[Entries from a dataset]
--*--

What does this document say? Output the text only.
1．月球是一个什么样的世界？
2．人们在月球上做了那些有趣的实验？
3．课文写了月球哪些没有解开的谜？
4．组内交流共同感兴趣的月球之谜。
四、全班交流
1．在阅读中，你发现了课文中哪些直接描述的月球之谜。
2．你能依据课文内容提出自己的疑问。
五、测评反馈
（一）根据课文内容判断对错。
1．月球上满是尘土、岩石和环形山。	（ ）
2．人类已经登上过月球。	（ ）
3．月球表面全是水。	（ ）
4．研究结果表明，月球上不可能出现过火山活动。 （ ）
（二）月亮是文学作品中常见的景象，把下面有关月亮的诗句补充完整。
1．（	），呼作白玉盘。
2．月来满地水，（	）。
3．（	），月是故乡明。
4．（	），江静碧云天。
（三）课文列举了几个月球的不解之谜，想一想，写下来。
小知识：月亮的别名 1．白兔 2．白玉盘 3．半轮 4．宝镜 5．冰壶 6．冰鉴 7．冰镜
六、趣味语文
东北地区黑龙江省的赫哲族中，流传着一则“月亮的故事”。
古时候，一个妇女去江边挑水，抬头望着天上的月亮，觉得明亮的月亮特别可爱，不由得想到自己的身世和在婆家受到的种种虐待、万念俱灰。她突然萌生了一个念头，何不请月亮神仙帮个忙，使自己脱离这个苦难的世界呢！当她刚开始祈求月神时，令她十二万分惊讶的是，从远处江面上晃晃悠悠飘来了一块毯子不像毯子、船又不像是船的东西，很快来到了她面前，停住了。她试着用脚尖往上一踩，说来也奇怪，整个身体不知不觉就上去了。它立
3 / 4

--*--

Task to carry out: Please output the entries above, every line exactly as it reads.

Reply:
What does this document say? Output the text only.
1．月球是一个什么样的世界？
2．人们在月球上做了那些有趣的实验？
3．课文写了月球哪些没有解开的谜？
4．组内交流共同感兴趣的月球之谜。
四、全班交流
1．在阅读中，你发现了课文中哪些直接描述的月球之谜。
2．你能依据课文内容提出自己的疑问。
五、测评反馈
（一）根据课文内容判断对错。
1．月球上满是尘土、岩石和环形山。	（ ）
2．人类已经登上过月球。	（ ）
3．月球表面全是水。	（ ）
4．研究结果表明，月球上不可能出现过火山活动。 （ ）
（二）月亮是文学作品中常见的景象，把下面有关月亮的诗句补充完整。
1．（	），呼作白玉盘。
2．月来满地水，（	）。
3．（	），月是故乡明。
4．（	），江静碧云天。
（三）课文列举了几个月球的不解之谜，想一想，写下来。
小知识：月亮的别名 1．白兔 2．白玉盘 3．半轮 4．宝镜 5．冰壶 6．冰鉴 7．冰镜
六、趣味语文
东北地区黑龙江省的赫哲族中，流传着一则“月亮的故事”。
古时候，一个妇女去江边挑水，抬头望着天上的月亮，觉得明亮的月亮特别可爱，不由得想到自己的身世和在婆家受到的种种虐待、万念俱灰。她突然萌生了一个念头，何不请月亮神仙帮个忙，使自己脱离这个苦难的世界呢！当她刚开始祈求月神时，令她十二万分惊讶的是，从远处江面上晃晃悠悠飘来了一块毯子不像毯子、船又不像是船的东西，很快来到了她面前，停住了。她试着用脚尖往上一踩，说来也奇怪，整个身体不知不觉就上去了。它立
3 / 4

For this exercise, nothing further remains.